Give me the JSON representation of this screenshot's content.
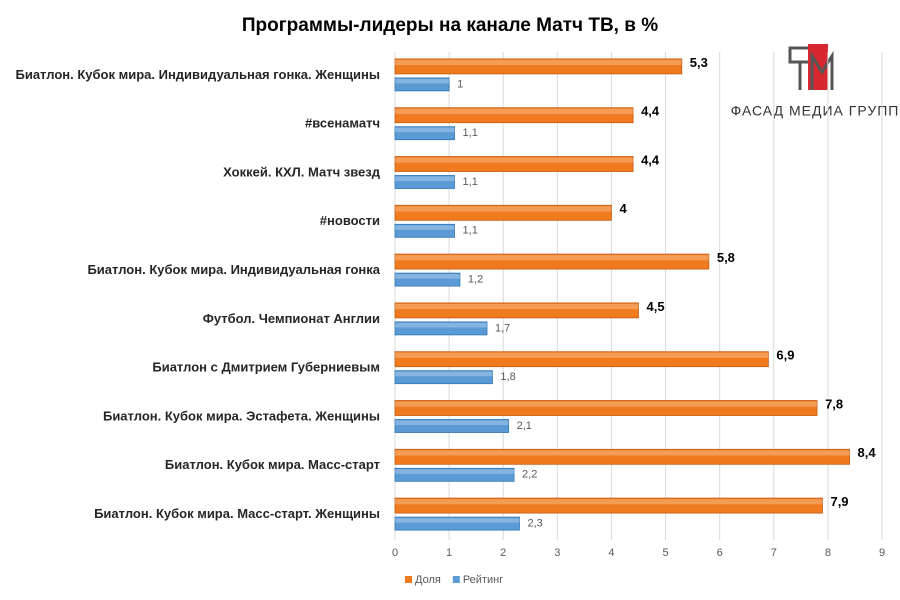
{
  "chart_data": {
    "type": "hbar",
    "title": "Программы-лидеры на канале Матч ТВ, в %",
    "logo": "ФАСАД МЕДИА ГРУПП",
    "categories": [
      "Биатлон. Кубок мира. Индивидуальная гонка. Женщины",
      "#всенаматч",
      "Хоккей. КХЛ. Матч звезд",
      "#новости",
      "Биатлон. Кубок мира. Индивидуальная гонка",
      "Футбол. Чемпионат Англии",
      "Биатлон с Дмитрием Губерниевым",
      "Биатлон. Кубок мира. Эстафета. Женщины",
      "Биатлон. Кубок мира. Масс-старт",
      "Биатлон. Кубок мира. Масс-старт. Женщины"
    ],
    "series": [
      {
        "name": "Доля",
        "color": "#f07a1e",
        "values": [
          5.3,
          4.4,
          4.4,
          4,
          5.8,
          4.5,
          6.9,
          7.8,
          8.4,
          7.9
        ],
        "value_labels": [
          "5,3",
          "4,4",
          "4,4",
          "4",
          "5,8",
          "4,5",
          "6,9",
          "7,8",
          "8,4",
          "7,9"
        ]
      },
      {
        "name": "Рейтинг",
        "color": "#5b9bd5",
        "values": [
          1,
          1.1,
          1.1,
          1.1,
          1.2,
          1.7,
          1.8,
          2.1,
          2.2,
          2.3
        ],
        "value_labels": [
          "1",
          "1,1",
          "1,1",
          "1,1",
          "1,2",
          "1,7",
          "1,8",
          "2,1",
          "2,2",
          "2,3"
        ]
      }
    ],
    "xlim": [
      0,
      9
    ],
    "xticks": [
      0,
      1,
      2,
      3,
      4,
      5,
      6,
      7,
      8,
      9
    ],
    "grid": true,
    "legend": "bottom"
  }
}
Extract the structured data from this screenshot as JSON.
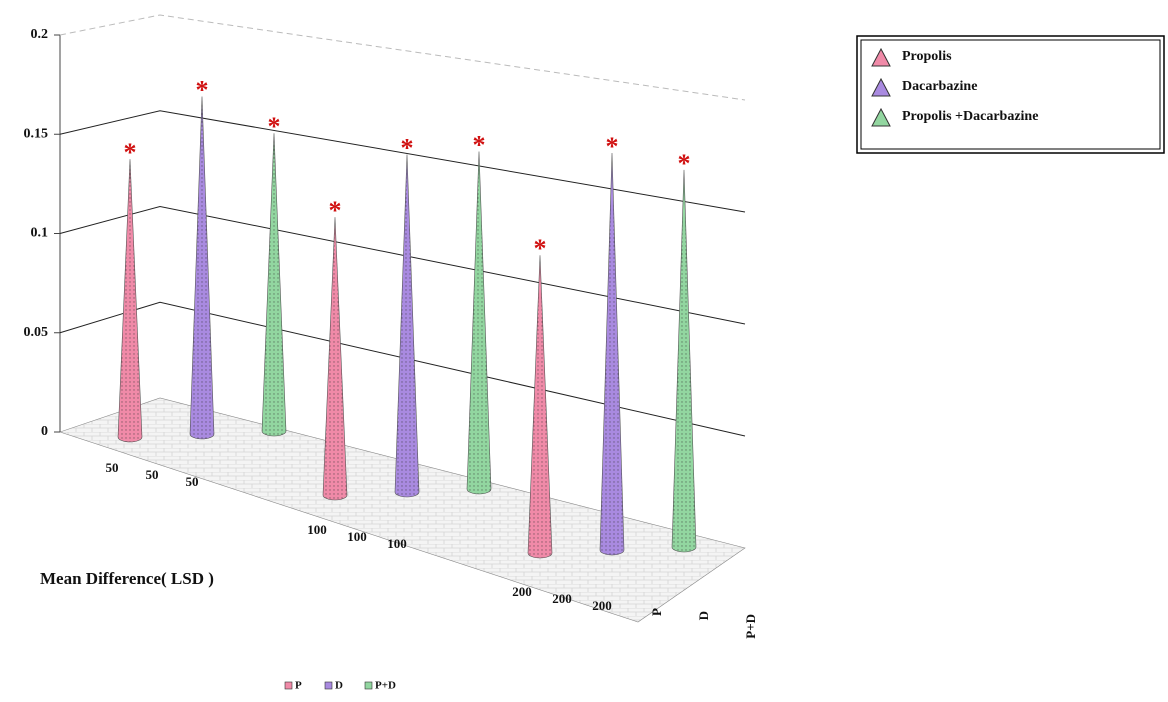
{
  "chart_data": {
    "type": "cone3d",
    "x_axis_label": "Mean Difference( LSD )",
    "categories": [
      "50",
      "100",
      "200"
    ],
    "series": [
      {
        "name": "P",
        "label": "Propolis",
        "color": "#f08aa8",
        "values": [
          0.14,
          0.14,
          0.15
        ]
      },
      {
        "name": "D",
        "label": "Dacarbazine",
        "color": "#a98ae0",
        "values": [
          0.17,
          0.17,
          0.2
        ]
      },
      {
        "name": "P+D",
        "label": "Propolis +Dacarbazine",
        "color": "#92d6a0",
        "values": [
          0.15,
          0.17,
          0.19
        ]
      }
    ],
    "significance_marker": "*",
    "ylim": [
      0,
      0.2
    ],
    "yticks": [
      0,
      0.05,
      0.1,
      0.15,
      0.2
    ],
    "grid": true
  }
}
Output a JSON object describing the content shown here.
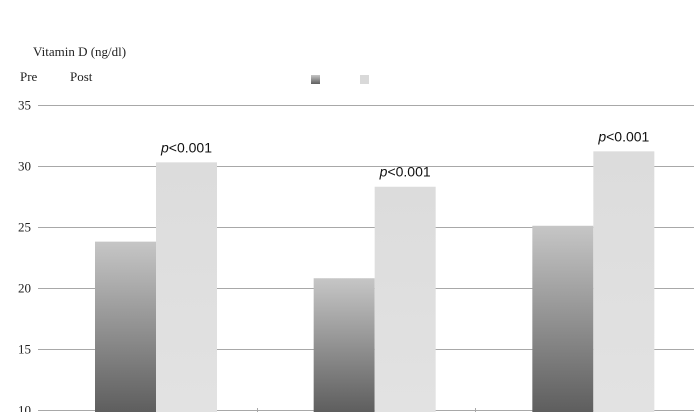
{
  "chart_data": {
    "type": "bar",
    "title": "",
    "ylabel": "Vitamin D (ng/dl)",
    "xlabel": "",
    "ylim": [
      10,
      35
    ],
    "yticks": [
      10,
      15,
      20,
      25,
      30,
      35
    ],
    "grid": true,
    "legend_position": "top",
    "categories": [
      "",
      "",
      ""
    ],
    "series": [
      {
        "name": "Pre",
        "values": [
          23.8,
          20.8,
          25.1
        ],
        "color": "#888888"
      },
      {
        "name": "Post",
        "values": [
          30.3,
          28.3,
          31.2
        ],
        "color": "#dddddd"
      }
    ],
    "annotations": [
      {
        "prefix": "p",
        "text": "<0.001"
      },
      {
        "prefix": "p",
        "text": "<0.001"
      },
      {
        "prefix": "p",
        "text": "<0.001"
      }
    ]
  }
}
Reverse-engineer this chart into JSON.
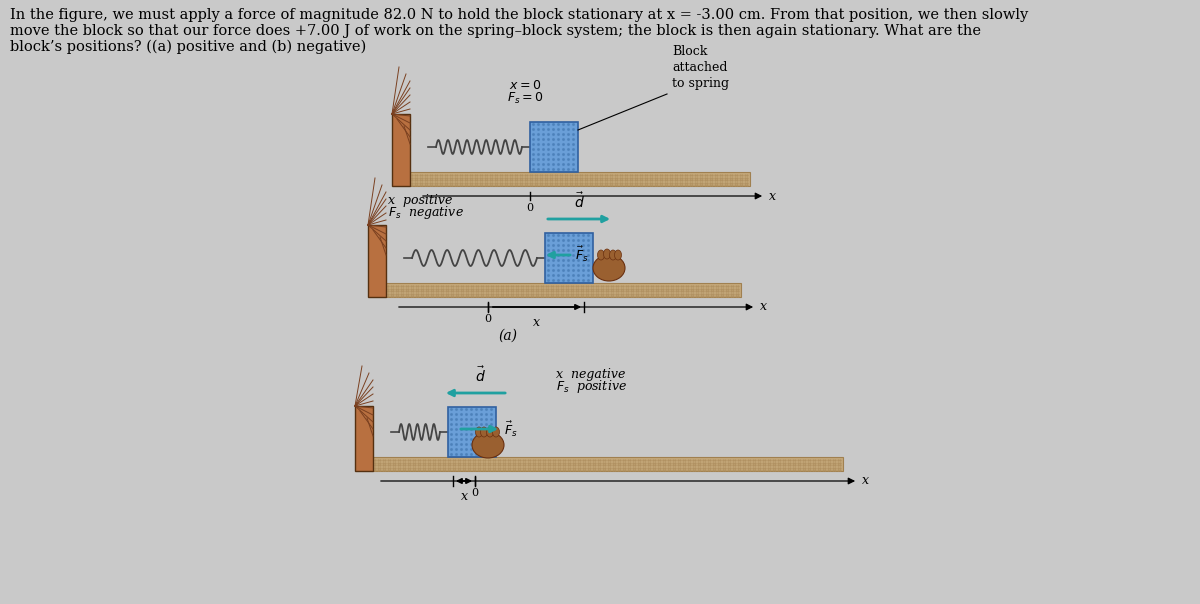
{
  "bg_color": "#c9c9c9",
  "wall_facecolor": "#b87040",
  "wall_hatch_color": "#7a4020",
  "track_facecolor": "#c4a87a",
  "track_texture_color": "#b09060",
  "track_border_color": "#a08050",
  "block_facecolor": "#6a9fd8",
  "block_stipple": "#4a7fb8",
  "spring_color": "#444444",
  "axis_color": "#000000",
  "arrow_teal": "#20a0a0",
  "hand_color": "#9a6030",
  "text_color": "#000000",
  "title_line1": "In the figure, we must apply a force of magnitude 82.0 N to hold the block stationary at x = -3.00 cm. From that position, we then slowly",
  "title_line2": "move the block so that our force does +7.00 J of work on the spring–block system; the block is then again stationary. What are the",
  "title_line3": "block’s positions? ((a) positive and (b) negative)"
}
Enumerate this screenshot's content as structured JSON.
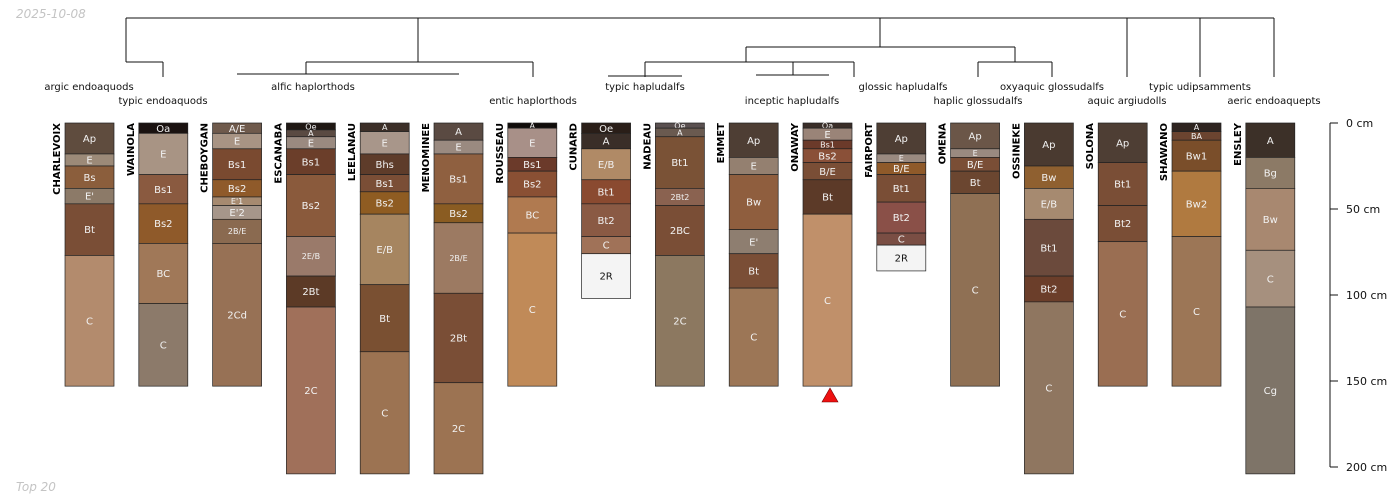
{
  "header": {
    "date": "2025-10-08"
  },
  "footer": {
    "label": "Top 20"
  },
  "taxa": [
    "argic endoaquods",
    "typic endoaquods",
    "alfic haplorthods",
    "entic haplorthods",
    "typic hapludalfs",
    "inceptic hapludalfs",
    "glossic hapludalfs",
    "haplic glossudalfs",
    "oxyaquic glossudalfs",
    "aquic argiudolls",
    "typic udipsamments",
    "aeric endoaquepts"
  ],
  "depth_axis": {
    "ticks": [
      {
        "v": 0,
        "label": "0 cm"
      },
      {
        "v": 50,
        "label": "50 cm"
      },
      {
        "v": 100,
        "label": "100 cm"
      },
      {
        "v": 150,
        "label": "150 cm"
      },
      {
        "v": 200,
        "label": "200 cm"
      }
    ]
  },
  "profiles": [
    {
      "name": "CHARLEVOIX",
      "bottom": 153,
      "horizons": [
        {
          "n": "Ap",
          "t": 0,
          "b": 18,
          "c": "#5f4c3e"
        },
        {
          "n": "E",
          "t": 18,
          "b": 25,
          "c": "#9c8a78"
        },
        {
          "n": "Bs",
          "t": 25,
          "b": 38,
          "c": "#8b5e3c"
        },
        {
          "n": "E'",
          "t": 38,
          "b": 47,
          "c": "#8c7a68"
        },
        {
          "n": "Bt",
          "t": 47,
          "b": 77,
          "c": "#7a4e36"
        },
        {
          "n": "C",
          "t": 77,
          "b": 153,
          "c": "#b38b6d"
        }
      ]
    },
    {
      "name": "WAINOLA",
      "bottom": 153,
      "horizons": [
        {
          "n": "Oa",
          "t": 0,
          "b": 6,
          "c": "#1a1210"
        },
        {
          "n": "E",
          "t": 6,
          "b": 30,
          "c": "#a89484"
        },
        {
          "n": "Bs1",
          "t": 30,
          "b": 47,
          "c": "#8a5a40"
        },
        {
          "n": "Bs2",
          "t": 47,
          "b": 70,
          "c": "#8f5a2a"
        },
        {
          "n": "BC",
          "t": 70,
          "b": 105,
          "c": "#a07858"
        },
        {
          "n": "C",
          "t": 105,
          "b": 153,
          "c": "#8c7a6a"
        }
      ]
    },
    {
      "name": "CHEBOYGAN",
      "bottom": 153,
      "horizons": [
        {
          "n": "A/E",
          "t": 0,
          "b": 6,
          "c": "#6f5a4c"
        },
        {
          "n": "E",
          "t": 6,
          "b": 15,
          "c": "#a89484"
        },
        {
          "n": "Bs1",
          "t": 15,
          "b": 33,
          "c": "#7a4a30"
        },
        {
          "n": "Bs2",
          "t": 33,
          "b": 43,
          "c": "#8f5a2a"
        },
        {
          "n": "E'1",
          "t": 43,
          "b": 48,
          "c": "#a68a70"
        },
        {
          "n": "E'2",
          "t": 48,
          "b": 56,
          "c": "#a6968a"
        },
        {
          "n": "2B/E",
          "t": 56,
          "b": 70,
          "c": "#8a6a50"
        },
        {
          "n": "2Cd",
          "t": 70,
          "b": 153,
          "c": "#977155"
        }
      ]
    },
    {
      "name": "ESCANABA",
      "bottom": 204,
      "horizons": [
        {
          "n": "Oe",
          "t": 0,
          "b": 4,
          "c": "#1f1814"
        },
        {
          "n": "A",
          "t": 4,
          "b": 8,
          "c": "#5a4a42"
        },
        {
          "n": "E",
          "t": 8,
          "b": 15,
          "c": "#9a8a80"
        },
        {
          "n": "Bs1",
          "t": 15,
          "b": 30,
          "c": "#6b3e2a"
        },
        {
          "n": "Bs2",
          "t": 30,
          "b": 66,
          "c": "#8a5a3c"
        },
        {
          "n": "2E/B",
          "t": 66,
          "b": 89,
          "c": "#9a7a6a"
        },
        {
          "n": "2Bt",
          "t": 89,
          "b": 107,
          "c": "#5c3a26"
        },
        {
          "n": "2C",
          "t": 107,
          "b": 204,
          "c": "#a0705a"
        }
      ]
    },
    {
      "name": "LEELANAU",
      "bottom": 204,
      "horizons": [
        {
          "n": "A",
          "t": 0,
          "b": 5,
          "c": "#3c2f28"
        },
        {
          "n": "E",
          "t": 5,
          "b": 18,
          "c": "#a8968a"
        },
        {
          "n": "Bhs",
          "t": 18,
          "b": 30,
          "c": "#5e3c2a"
        },
        {
          "n": "Bs1",
          "t": 30,
          "b": 40,
          "c": "#7a4e36"
        },
        {
          "n": "Bs2",
          "t": 40,
          "b": 53,
          "c": "#8f5c22"
        },
        {
          "n": "E/B",
          "t": 53,
          "b": 94,
          "c": "#a68560"
        },
        {
          "n": "Bt",
          "t": 94,
          "b": 133,
          "c": "#7a5032"
        },
        {
          "n": "C",
          "t": 133,
          "b": 204,
          "c": "#9c7352"
        }
      ]
    },
    {
      "name": "MENOMINEE",
      "bottom": 204,
      "horizons": [
        {
          "n": "A",
          "t": 0,
          "b": 10,
          "c": "#5a4a42"
        },
        {
          "n": "E",
          "t": 10,
          "b": 18,
          "c": "#9a8a80"
        },
        {
          "n": "Bs1",
          "t": 18,
          "b": 47,
          "c": "#8f6040"
        },
        {
          "n": "Bs2",
          "t": 47,
          "b": 58,
          "c": "#8a5c22"
        },
        {
          "n": "2B/E",
          "t": 58,
          "b": 99,
          "c": "#9c7a62"
        },
        {
          "n": "2Bt",
          "t": 99,
          "b": 151,
          "c": "#7a4e36"
        },
        {
          "n": "2C",
          "t": 151,
          "b": 204,
          "c": "#9c7352"
        }
      ]
    },
    {
      "name": "ROUSSEAU",
      "bottom": 153,
      "horizons": [
        {
          "n": "A",
          "t": 0,
          "b": 3,
          "c": "#100c0a"
        },
        {
          "n": "E",
          "t": 3,
          "b": 20,
          "c": "#a89088"
        },
        {
          "n": "Bs1",
          "t": 20,
          "b": 28,
          "c": "#6b3a2a"
        },
        {
          "n": "Bs2",
          "t": 28,
          "b": 43,
          "c": "#8a5034"
        },
        {
          "n": "BC",
          "t": 43,
          "b": 64,
          "c": "#b07a50"
        },
        {
          "n": "C",
          "t": 64,
          "b": 153,
          "c": "#c08a58"
        }
      ]
    },
    {
      "name": "CUNARD",
      "bottom": 102,
      "horizons": [
        {
          "n": "Oe",
          "t": 0,
          "b": 6,
          "c": "#2a1e18"
        },
        {
          "n": "A",
          "t": 6,
          "b": 15,
          "c": "#3a2e28"
        },
        {
          "n": "E/B",
          "t": 15,
          "b": 33,
          "c": "#b08a66"
        },
        {
          "n": "Bt1",
          "t": 33,
          "b": 47,
          "c": "#8a4a30"
        },
        {
          "n": "Bt2",
          "t": 47,
          "b": 66,
          "c": "#8a5a44"
        },
        {
          "n": "C",
          "t": 66,
          "b": 76,
          "c": "#a07258"
        },
        {
          "n": "2R",
          "t": 76,
          "b": 102,
          "c": "#f4f4f4"
        }
      ]
    },
    {
      "name": "NADEAU",
      "bottom": 153,
      "horizons": [
        {
          "n": "Oe",
          "t": 0,
          "b": 3,
          "c": "#5a5050"
        },
        {
          "n": "A",
          "t": 3,
          "b": 8,
          "c": "#6a5a50"
        },
        {
          "n": "Bt1",
          "t": 8,
          "b": 38,
          "c": "#7a5236"
        },
        {
          "n": "2Bt2",
          "t": 38,
          "b": 48,
          "c": "#8a6250"
        },
        {
          "n": "2BC",
          "t": 48,
          "b": 77,
          "c": "#7a4e36"
        },
        {
          "n": "2C",
          "t": 77,
          "b": 153,
          "c": "#8c7860"
        }
      ]
    },
    {
      "name": "EMMET",
      "bottom": 153,
      "horizons": [
        {
          "n": "Ap",
          "t": 0,
          "b": 20,
          "c": "#4e3e34"
        },
        {
          "n": "E",
          "t": 20,
          "b": 30,
          "c": "#948070"
        },
        {
          "n": "Bw",
          "t": 30,
          "b": 62,
          "c": "#8f5e3e"
        },
        {
          "n": "E'",
          "t": 62,
          "b": 76,
          "c": "#8e7e70"
        },
        {
          "n": "Bt",
          "t": 76,
          "b": 96,
          "c": "#7a4e36"
        },
        {
          "n": "C",
          "t": 96,
          "b": 153,
          "c": "#9c7656"
        }
      ]
    },
    {
      "name": "ONAWAY",
      "bottom": 153,
      "horizons": [
        {
          "n": "Oa",
          "t": 0,
          "b": 3,
          "c": "#3a2e28"
        },
        {
          "n": "E",
          "t": 3,
          "b": 10,
          "c": "#9a8478"
        },
        {
          "n": "Bs1",
          "t": 10,
          "b": 15,
          "c": "#6b3a2a"
        },
        {
          "n": "Bs2",
          "t": 15,
          "b": 23,
          "c": "#8a5038"
        },
        {
          "n": "B/E",
          "t": 23,
          "b": 33,
          "c": "#7a4e36"
        },
        {
          "n": "Bt",
          "t": 33,
          "b": 53,
          "c": "#5c3a28"
        },
        {
          "n": "C",
          "t": 53,
          "b": 153,
          "c": "#c0906a"
        }
      ]
    },
    {
      "name": "FAIRPORT",
      "bottom": 86,
      "horizons": [
        {
          "n": "Ap",
          "t": 0,
          "b": 18,
          "c": "#4e3e34"
        },
        {
          "n": "E",
          "t": 18,
          "b": 23,
          "c": "#9a8a80"
        },
        {
          "n": "B/E",
          "t": 23,
          "b": 30,
          "c": "#8f5a2a"
        },
        {
          "n": "Bt1",
          "t": 30,
          "b": 46,
          "c": "#7a4e36"
        },
        {
          "n": "Bt2",
          "t": 46,
          "b": 64,
          "c": "#8a5048"
        },
        {
          "n": "C",
          "t": 64,
          "b": 71,
          "c": "#7a4e44"
        },
        {
          "n": "2R",
          "t": 71,
          "b": 86,
          "c": "#f4f4f4"
        }
      ]
    },
    {
      "name": "OMENA",
      "bottom": 153,
      "horizons": [
        {
          "n": "Ap",
          "t": 0,
          "b": 15,
          "c": "#6b5648"
        },
        {
          "n": "E",
          "t": 15,
          "b": 20,
          "c": "#9a8a80"
        },
        {
          "n": "B/E",
          "t": 20,
          "b": 28,
          "c": "#7a4e36"
        },
        {
          "n": "Bt",
          "t": 28,
          "b": 41,
          "c": "#6b4630"
        },
        {
          "n": "C",
          "t": 41,
          "b": 153,
          "c": "#8f7054"
        }
      ]
    },
    {
      "name": "OSSINEKE",
      "bottom": 204,
      "horizons": [
        {
          "n": "Ap",
          "t": 0,
          "b": 25,
          "c": "#4a3a30"
        },
        {
          "n": "Bw",
          "t": 25,
          "b": 38,
          "c": "#8f6030"
        },
        {
          "n": "E/B",
          "t": 38,
          "b": 56,
          "c": "#a68a70"
        },
        {
          "n": "Bt1",
          "t": 56,
          "b": 89,
          "c": "#6b4a3c"
        },
        {
          "n": "Bt2",
          "t": 89,
          "b": 104,
          "c": "#6b3e2a"
        },
        {
          "n": "C",
          "t": 104,
          "b": 204,
          "c": "#8f7660"
        }
      ]
    },
    {
      "name": "SOLONA",
      "bottom": 153,
      "horizons": [
        {
          "n": "Ap",
          "t": 0,
          "b": 23,
          "c": "#4e3e34"
        },
        {
          "n": "Bt1",
          "t": 23,
          "b": 48,
          "c": "#7a4e36"
        },
        {
          "n": "Bt2",
          "t": 48,
          "b": 69,
          "c": "#7a4e36"
        },
        {
          "n": "C",
          "t": 69,
          "b": 153,
          "c": "#9a6e52"
        }
      ]
    },
    {
      "name": "SHAWANO",
      "bottom": 153,
      "horizons": [
        {
          "n": "A",
          "t": 0,
          "b": 5,
          "c": "#2e2420"
        },
        {
          "n": "BA",
          "t": 5,
          "b": 10,
          "c": "#6b4430"
        },
        {
          "n": "Bw1",
          "t": 10,
          "b": 28,
          "c": "#7a4e2a"
        },
        {
          "n": "Bw2",
          "t": 28,
          "b": 66,
          "c": "#b07a40"
        },
        {
          "n": "C",
          "t": 66,
          "b": 153,
          "c": "#9c7656"
        }
      ]
    },
    {
      "name": "ENSLEY",
      "bottom": 204,
      "horizons": [
        {
          "n": "A",
          "t": 0,
          "b": 20,
          "c": "#3c3028"
        },
        {
          "n": "Bg",
          "t": 20,
          "b": 38,
          "c": "#8c7a66"
        },
        {
          "n": "Bw",
          "t": 38,
          "b": 74,
          "c": "#a88870"
        },
        {
          "n": "C",
          "t": 74,
          "b": 107,
          "c": "#a6907e"
        },
        {
          "n": "Cg",
          "t": 107,
          "b": 204,
          "c": "#7e7468"
        }
      ]
    }
  ]
}
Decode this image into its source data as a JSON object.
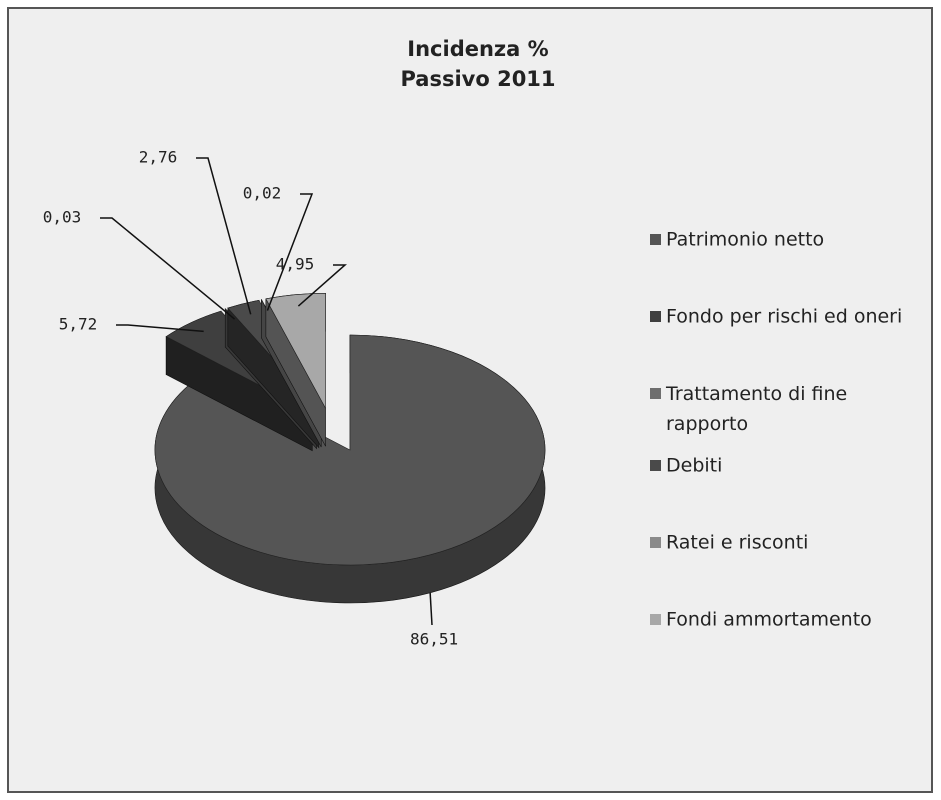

════════

| Problem requirements |
Every line in the data above that contains "structured" needs to be copied.

| Reply to the task |
Extract the structured data from this screenshot as JSON.
Enumerate this screenshot's content as structured JSON.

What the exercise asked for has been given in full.